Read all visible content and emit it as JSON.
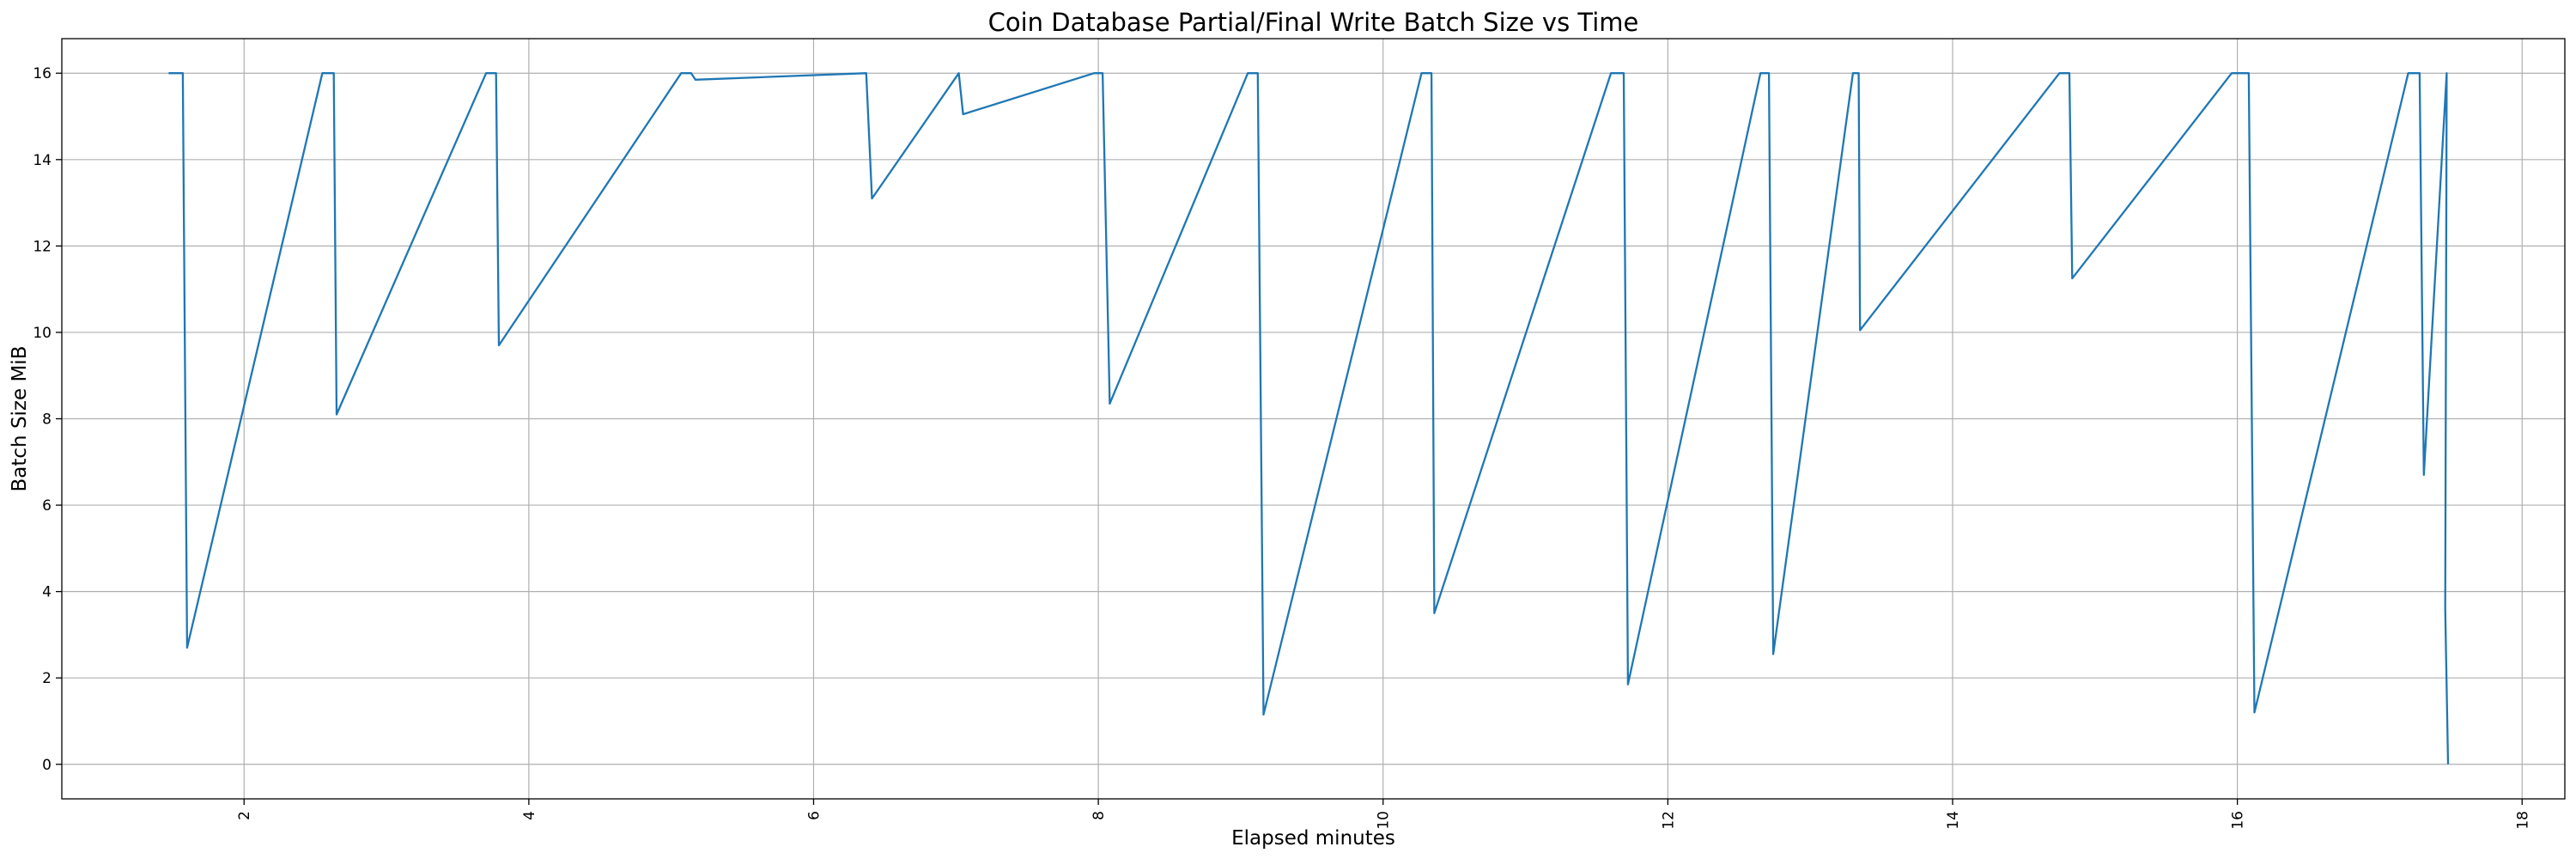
{
  "chart_data": {
    "type": "line",
    "title": "Coin Database Partial/Final Write Batch Size vs Time",
    "xlabel": "Elapsed minutes",
    "ylabel": "Batch Size MiB",
    "xlim": [
      0.72,
      18.3
    ],
    "ylim": [
      -0.8,
      16.8
    ],
    "xticks": [
      2,
      4,
      6,
      8,
      10,
      12,
      14,
      16,
      18
    ],
    "yticks": [
      0,
      2,
      4,
      6,
      8,
      10,
      12,
      14,
      16
    ],
    "xtick_labels": [
      "2",
      "4",
      "6",
      "8",
      "10",
      "12",
      "14",
      "16",
      "18"
    ],
    "ytick_labels": [
      "0",
      "2",
      "4",
      "6",
      "8",
      "10",
      "12",
      "14",
      "16"
    ],
    "xtick_rotation": "vertical",
    "grid": true,
    "color": "#1f77b4",
    "series": [
      {
        "x": [
          1.47,
          1.57,
          1.6,
          2.55,
          2.63,
          2.65,
          3.7,
          3.77,
          3.79,
          5.07,
          5.14,
          5.17,
          6.37,
          6.41,
          7.02,
          7.05,
          7.97,
          8.03,
          8.08,
          9.05,
          9.12,
          9.16,
          10.27,
          10.34,
          10.36,
          11.6,
          11.69,
          11.72,
          12.65,
          12.71,
          12.74,
          13.3,
          13.34,
          13.35,
          14.75,
          14.82,
          14.84,
          15.96,
          16.08,
          16.12,
          17.2,
          17.28,
          17.31,
          17.47,
          17.46,
          17.48
        ],
        "y": [
          16,
          16,
          2.7,
          16,
          16,
          8.1,
          16,
          16,
          9.7,
          16,
          16,
          15.85,
          16,
          13.1,
          16,
          15.05,
          16,
          16,
          8.35,
          16,
          16,
          1.15,
          16,
          16,
          3.5,
          16,
          16,
          1.85,
          16,
          16,
          2.55,
          16,
          16,
          10.05,
          16,
          16,
          11.25,
          16,
          16,
          1.2,
          16,
          16,
          6.7,
          16,
          3.6,
          0
        ]
      }
    ]
  }
}
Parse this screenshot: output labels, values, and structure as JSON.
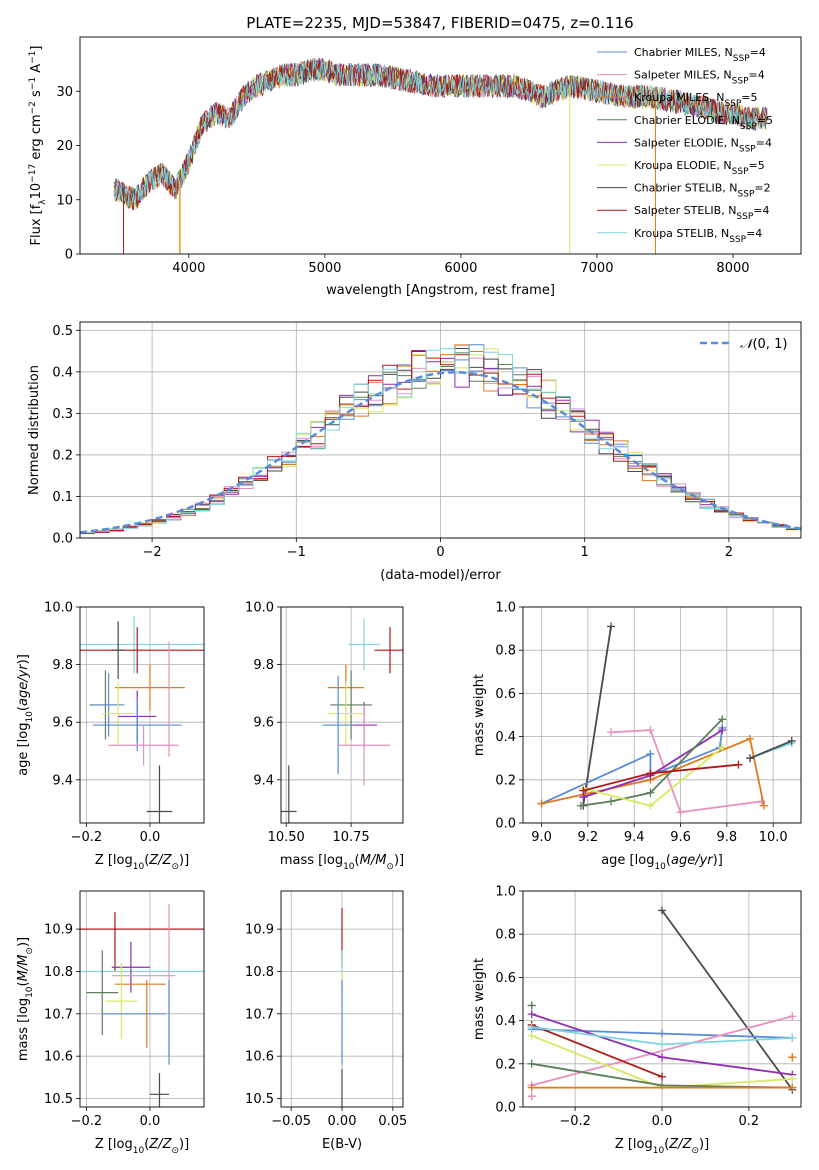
{
  "figure": {
    "title": "PLATE=2235, MJD=53847, FIBERID=0475, z=0.116"
  },
  "colors": {
    "Chabrier MILES": "#5b8bd8",
    "Salpeter MILES": "#e88fc0",
    "Kroupa MILES": "#e07a1a",
    "Chabrier ELODIE": "#5a7f5a",
    "Salpeter ELODIE": "#8f2fb0",
    "Kroupa ELODIE": "#d8e860",
    "Chabrier STELIB": "#4a4a4a",
    "Salpeter STELIB": "#b01818",
    "Kroupa STELIB": "#7fd6de"
  },
  "chart_data": [
    {
      "id": "spectrum",
      "type": "line",
      "title": "PLATE=2235, MJD=53847, FIBERID=0475, z=0.116",
      "xlabel": "wavelength [Angstrom, rest frame]",
      "ylabel": "Flux [f_λ10^-17 erg cm^-2 s^-1 A^-1]",
      "xlim": [
        3200,
        8500
      ],
      "ylim": [
        0,
        40
      ],
      "xticks": [
        4000,
        5000,
        6000,
        7000,
        8000
      ],
      "yticks": [
        0,
        10,
        20,
        30
      ],
      "grid": false,
      "legend_placement": "top-right",
      "legend": [
        {
          "name": "Chabrier MILES",
          "label": "Chabrier MILES, N",
          "sub": "SSP",
          "suffix": "=4"
        },
        {
          "name": "Salpeter MILES",
          "label": "Salpeter MILES, N",
          "sub": "SSP",
          "suffix": "=4"
        },
        {
          "name": "Kroupa MILES",
          "label": "Kroupa MILES, N",
          "sub": "SSP",
          "suffix": "=5"
        },
        {
          "name": "Chabrier ELODIE",
          "label": "Chabrier ELODIE, N",
          "sub": "SSP",
          "suffix": "=5"
        },
        {
          "name": "Salpeter ELODIE",
          "label": "Salpeter ELODIE, N",
          "sub": "SSP",
          "suffix": "=4"
        },
        {
          "name": "Kroupa ELODIE",
          "label": "Kroupa ELODIE, N",
          "sub": "SSP",
          "suffix": "=5"
        },
        {
          "name": "Chabrier STELIB",
          "label": "Chabrier STELIB, N",
          "sub": "SSP",
          "suffix": "=2"
        },
        {
          "name": "Salpeter STELIB",
          "label": "Salpeter STELIB, N",
          "sub": "SSP",
          "suffix": "=4"
        },
        {
          "name": "Kroupa STELIB",
          "label": "Kroupa STELIB, N",
          "sub": "SSP",
          "suffix": "=4"
        }
      ],
      "continuum": [
        [
          3450,
          12
        ],
        [
          3600,
          10
        ],
        [
          3700,
          13
        ],
        [
          3800,
          15
        ],
        [
          3900,
          12
        ],
        [
          4000,
          17
        ],
        [
          4100,
          24
        ],
        [
          4200,
          26
        ],
        [
          4300,
          25
        ],
        [
          4400,
          29
        ],
        [
          4500,
          31
        ],
        [
          4600,
          32
        ],
        [
          4700,
          33
        ],
        [
          4800,
          33
        ],
        [
          4900,
          34
        ],
        [
          5000,
          34
        ],
        [
          5100,
          33
        ],
        [
          5200,
          33
        ],
        [
          5300,
          33
        ],
        [
          5400,
          33
        ],
        [
          5600,
          32
        ],
        [
          5800,
          31
        ],
        [
          6000,
          31
        ],
        [
          6200,
          31
        ],
        [
          6400,
          31
        ],
        [
          6600,
          29
        ],
        [
          6800,
          31
        ],
        [
          7000,
          30
        ],
        [
          7200,
          29
        ],
        [
          7400,
          29
        ],
        [
          7600,
          28
        ],
        [
          7800,
          27
        ],
        [
          7900,
          26
        ],
        [
          8000,
          26
        ],
        [
          8100,
          25
        ],
        [
          8200,
          25
        ],
        [
          8250,
          25
        ]
      ],
      "dips": [
        [
          3520,
          3960
        ],
        [
          3910,
          3940
        ],
        [
          3920,
          3960
        ],
        [
          6790,
          6810
        ],
        [
          7420,
          7440
        ]
      ],
      "noise_amplitude": 2.2
    },
    {
      "id": "residuals",
      "type": "histogram",
      "xlabel": "(data-model)/error",
      "ylabel": "Normed distribution",
      "xlim": [
        -2.5,
        2.5
      ],
      "ylim": [
        0,
        0.52
      ],
      "xticks": [
        -2,
        -1,
        0,
        1,
        2
      ],
      "yticks": [
        0.0,
        0.1,
        0.2,
        0.3,
        0.4,
        0.5
      ],
      "grid": true,
      "legend_placement": "top-right",
      "legend": [
        {
          "label": "N(0,1)",
          "color": "#5b8bd8",
          "style": "dashed"
        }
      ],
      "bin_width": 0.1,
      "reference_curve": {
        "name": "N(0,1)",
        "mean": 0.1,
        "sigma": 1.0
      }
    },
    {
      "id": "age-vs-Z",
      "type": "errorbar",
      "xlabel": "Z [log10(Z/Z☉)]",
      "ylabel": "age [log10(age/yr)]",
      "xlim": [
        -0.22,
        0.17
      ],
      "ylim": [
        9.25,
        10.0
      ],
      "xticks": [
        -0.2,
        0.0
      ],
      "yticks": [
        9.4,
        9.6,
        9.8,
        10.0
      ],
      "grid": true,
      "points": [
        {
          "series": "Kroupa STELIB",
          "x": -0.05,
          "xerr": 0.22,
          "y": 9.87,
          "yerr": 0.1
        },
        {
          "series": "Salpeter STELIB",
          "x": -0.04,
          "xerr": 0.21,
          "y": 9.85,
          "yerr": 0.08
        },
        {
          "series": "Chabrier STELIB",
          "x": -0.1,
          "xerr": 0.02,
          "y": 9.85,
          "yerr": 0.1
        },
        {
          "series": "Kroupa MILES",
          "x": 0.0,
          "xerr": 0.11,
          "y": 9.72,
          "yerr": 0.08
        },
        {
          "series": "Chabrier ELODIE",
          "x": -0.14,
          "xerr": 0.05,
          "y": 9.66,
          "yerr": 0.12
        },
        {
          "series": "Chabrier MILES",
          "x": -0.13,
          "xerr": 0.05,
          "y": 9.66,
          "yerr": 0.11
        },
        {
          "series": "Kroupa ELODIE",
          "x": -0.1,
          "xerr": 0.05,
          "y": 9.63,
          "yerr": 0.11
        },
        {
          "series": "Salpeter ELODIE",
          "x": -0.04,
          "xerr": 0.06,
          "y": 9.62,
          "yerr": 0.09
        },
        {
          "series": "Chabrier MILES",
          "x": -0.04,
          "xerr": 0.14,
          "y": 9.59,
          "yerr": 0.09
        },
        {
          "series": "Salpeter MILES",
          "x": -0.02,
          "xerr": 0.11,
          "y": 9.52,
          "yerr": 0.07
        },
        {
          "series": "Salpeter MILES",
          "x": 0.06,
          "xerr": 0.0,
          "y": 9.68,
          "yerr": 0.2
        },
        {
          "series": "Chabrier STELIB",
          "x": 0.03,
          "xerr": 0.04,
          "y": 9.29,
          "yerr": 0.16
        }
      ]
    },
    {
      "id": "age-vs-mass",
      "type": "errorbar",
      "xlabel": "mass [log10(M/M☉)]",
      "ylabel": "",
      "xlim": [
        10.48,
        10.95
      ],
      "ylim": [
        9.25,
        10.0
      ],
      "xticks": [
        10.5,
        10.75
      ],
      "yticks": [
        9.4,
        9.6,
        9.8,
        10.0
      ],
      "grid": true,
      "points": [
        {
          "series": "Kroupa STELIB",
          "x": 10.8,
          "xerr": 0.06,
          "y": 9.87,
          "yerr": 0.09
        },
        {
          "series": "Salpeter STELIB",
          "x": 10.9,
          "xerr": 0.06,
          "y": 9.85,
          "yerr": 0.08
        },
        {
          "series": "Kroupa MILES",
          "x": 10.73,
          "xerr": 0.07,
          "y": 9.72,
          "yerr": 0.08
        },
        {
          "series": "Chabrier ELODIE",
          "x": 10.75,
          "xerr": 0.08,
          "y": 9.66,
          "yerr": 0.12
        },
        {
          "series": "Kroupa ELODIE",
          "x": 10.73,
          "xerr": 0.07,
          "y": 9.63,
          "yerr": 0.11
        },
        {
          "series": "Salpeter ELODIE",
          "x": 10.8,
          "xerr": 0.05,
          "y": 9.59,
          "yerr": 0.08
        },
        {
          "series": "Chabrier MILES",
          "x": 10.7,
          "xerr": 0.06,
          "y": 9.59,
          "yerr": 0.17
        },
        {
          "series": "Salpeter MILES",
          "x": 10.8,
          "xerr": 0.1,
          "y": 9.52,
          "yerr": 0.14
        },
        {
          "series": "Chabrier STELIB",
          "x": 10.51,
          "xerr": 0.03,
          "y": 9.29,
          "yerr": 0.16
        }
      ]
    },
    {
      "id": "mass-weight-vs-age",
      "type": "line",
      "xlabel": "age [log10(age/yr)]",
      "ylabel": "mass weight",
      "xlim": [
        8.92,
        10.12
      ],
      "ylim": [
        0,
        1.0
      ],
      "xticks": [
        9.0,
        9.2,
        9.4,
        9.6,
        9.8,
        10.0
      ],
      "yticks": [
        0.0,
        0.2,
        0.4,
        0.6,
        0.8,
        1.0
      ],
      "grid": true,
      "series": [
        {
          "name": "Chabrier STELIB",
          "x": [
            9.18,
            9.3
          ],
          "y": [
            0.08,
            0.91
          ]
        },
        {
          "name": "Salpeter MILES",
          "x": [
            9.3,
            9.47,
            9.6,
            9.95
          ],
          "y": [
            0.42,
            0.43,
            0.05,
            0.1
          ]
        },
        {
          "name": "Chabrier MILES",
          "x": [
            9.0,
            9.47,
            9.47,
            9.77,
            9.78
          ],
          "y": [
            0.09,
            0.32,
            0.22,
            0.35,
            0.44
          ]
        },
        {
          "name": "Kroupa MILES",
          "x": [
            9.0,
            9.47,
            9.9,
            9.96
          ],
          "y": [
            0.09,
            0.2,
            0.39,
            0.08
          ]
        },
        {
          "name": "Salpeter ELODIE",
          "x": [
            9.18,
            9.47,
            9.78
          ],
          "y": [
            0.12,
            0.22,
            0.43
          ]
        },
        {
          "name": "Chabrier ELODIE",
          "x": [
            9.17,
            9.3,
            9.47,
            9.78
          ],
          "y": [
            0.08,
            0.1,
            0.14,
            0.48
          ]
        },
        {
          "name": "Kroupa ELODIE",
          "x": [
            9.18,
            9.47,
            9.78
          ],
          "y": [
            0.16,
            0.08,
            0.35
          ]
        },
        {
          "name": "Salpeter STELIB",
          "x": [
            9.18,
            9.47,
            9.85
          ],
          "y": [
            0.15,
            0.23,
            0.27
          ]
        },
        {
          "name": "Kroupa STELIB",
          "x": [
            9.9,
            10.08
          ],
          "y": [
            0.3,
            0.37
          ]
        },
        {
          "name": "Chabrier STELIB",
          "x": [
            9.9,
            10.08
          ],
          "y": [
            0.3,
            0.38
          ]
        }
      ]
    },
    {
      "id": "mass-vs-Z",
      "type": "errorbar",
      "xlabel": "Z [log10(Z/Z☉)]",
      "ylabel": "mass [log10(M/M☉)]",
      "xlim": [
        -0.22,
        0.17
      ],
      "ylim": [
        10.48,
        10.99
      ],
      "xticks": [
        -0.2,
        0.0
      ],
      "yticks": [
        10.5,
        10.6,
        10.7,
        10.8,
        10.9
      ],
      "grid": true,
      "points": [
        {
          "series": "Salpeter STELIB",
          "x": -0.04,
          "xerr": 0.21,
          "y": 10.9,
          "yerr": 0.0
        },
        {
          "series": "Salpeter STELIB",
          "x": -0.11,
          "xerr": 0.0,
          "y": 10.87,
          "yerr": 0.07
        },
        {
          "series": "Kroupa STELIB",
          "x": -0.05,
          "xerr": 0.22,
          "y": 10.8,
          "yerr": 0.0
        },
        {
          "series": "Salpeter ELODIE",
          "x": -0.06,
          "xerr": 0.06,
          "y": 10.81,
          "yerr": 0.06
        },
        {
          "series": "Salpeter MILES",
          "x": -0.02,
          "xerr": 0.1,
          "y": 10.79,
          "yerr": 0.0
        },
        {
          "series": "Kroupa MILES",
          "x": -0.03,
          "xerr": 0.08,
          "y": 10.77,
          "yerr": 0.0
        },
        {
          "series": "Chabrier ELODIE",
          "x": -0.15,
          "xerr": 0.05,
          "y": 10.75,
          "yerr": 0.1
        },
        {
          "series": "Kroupa ELODIE",
          "x": -0.09,
          "xerr": 0.05,
          "y": 10.73,
          "yerr": 0.09
        },
        {
          "series": "Chabrier MILES",
          "x": -0.05,
          "xerr": 0.1,
          "y": 10.7,
          "yerr": 0.0
        },
        {
          "series": "Kroupa MILES",
          "x": -0.01,
          "xerr": 0.0,
          "y": 10.7,
          "yerr": 0.08
        },
        {
          "series": "Salpeter MILES",
          "x": 0.06,
          "xerr": 0.0,
          "y": 10.78,
          "yerr": 0.18
        },
        {
          "series": "Chabrier MILES",
          "x": 0.06,
          "xerr": 0.0,
          "y": 10.68,
          "yerr": 0.1
        },
        {
          "series": "Chabrier STELIB",
          "x": 0.03,
          "xerr": 0.03,
          "y": 10.51,
          "yerr": 0.05
        }
      ]
    },
    {
      "id": "mass-vs-EBV",
      "type": "errorbar",
      "xlabel": "E(B-V)",
      "ylabel": "",
      "xlim": [
        -0.06,
        0.06
      ],
      "ylim": [
        10.48,
        10.99
      ],
      "xticks": [
        -0.05,
        0.0,
        0.05
      ],
      "yticks": [
        10.5,
        10.6,
        10.7,
        10.8,
        10.9
      ],
      "grid": true,
      "points": [
        {
          "series": "Salpeter STELIB",
          "x": 0.0,
          "xerr": 0.0,
          "y": 10.88,
          "yerr": 0.07
        },
        {
          "series": "Kroupa STELIB",
          "x": 0.0,
          "xerr": 0.0,
          "y": 10.8,
          "yerr": 0.05
        },
        {
          "series": "Kroupa ELODIE",
          "x": 0.0,
          "xerr": 0.0,
          "y": 10.72,
          "yerr": 0.08
        },
        {
          "series": "Chabrier MILES",
          "x": 0.0,
          "xerr": 0.0,
          "y": 10.68,
          "yerr": 0.1
        },
        {
          "series": "Chabrier STELIB",
          "x": 0.0,
          "xerr": 0.0,
          "y": 10.52,
          "yerr": 0.05
        }
      ]
    },
    {
      "id": "mass-weight-vs-Z",
      "type": "line",
      "xlabel": "Z [log10(Z/Z☉)]",
      "ylabel": "mass weight",
      "xlim": [
        -0.32,
        0.32
      ],
      "ylim": [
        0,
        1.0
      ],
      "xticks": [
        -0.2,
        0.0,
        0.2
      ],
      "yticks": [
        0.0,
        0.2,
        0.4,
        0.6,
        0.8,
        1.0
      ],
      "grid": true,
      "series": [
        {
          "name": "Chabrier STELIB",
          "x": [
            0.0,
            0.3
          ],
          "y": [
            0.91,
            0.08
          ]
        },
        {
          "name": "Chabrier MILES",
          "x": [
            -0.3,
            0.0,
            0.3
          ],
          "y": [
            0.36,
            0.34,
            0.32
          ]
        },
        {
          "name": "Salpeter MILES",
          "x": [
            -0.3,
            0.3
          ],
          "y": [
            0.1,
            0.42
          ]
        },
        {
          "name": "Salpeter ELODIE",
          "x": [
            -0.3,
            0.0,
            0.3
          ],
          "y": [
            0.43,
            0.23,
            0.15
          ]
        },
        {
          "name": "Kroupa ELODIE",
          "x": [
            -0.3,
            0.0,
            0.3
          ],
          "y": [
            0.33,
            0.09,
            0.13
          ]
        },
        {
          "name": "Chabrier ELODIE",
          "x": [
            -0.3,
            0.0,
            0.3
          ],
          "y": [
            0.2,
            0.1,
            0.09
          ]
        },
        {
          "name": "Salpeter STELIB",
          "x": [
            -0.3,
            0.0
          ],
          "y": [
            0.38,
            0.14
          ]
        },
        {
          "name": "Kroupa MILES",
          "x": [
            -0.3,
            0.3
          ],
          "y": [
            0.09,
            0.09
          ]
        },
        {
          "name": "Kroupa STELIB",
          "x": [
            -0.3,
            0.0,
            0.3
          ],
          "y": [
            0.37,
            0.29,
            0.32
          ]
        },
        {
          "name": "Chabrier ELODIE",
          "x": [
            -0.3,
            -0.3
          ],
          "y": [
            0.47,
            0.47
          ]
        },
        {
          "name": "Salpeter MILES",
          "x": [
            -0.3,
            -0.3
          ],
          "y": [
            0.05,
            0.05
          ]
        },
        {
          "name": "Kroupa MILES",
          "x": [
            0.3,
            0.3
          ],
          "y": [
            0.23,
            0.23
          ]
        }
      ]
    }
  ]
}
────
Of all the lines in the data above, state how many include "Size". Say only the number.

2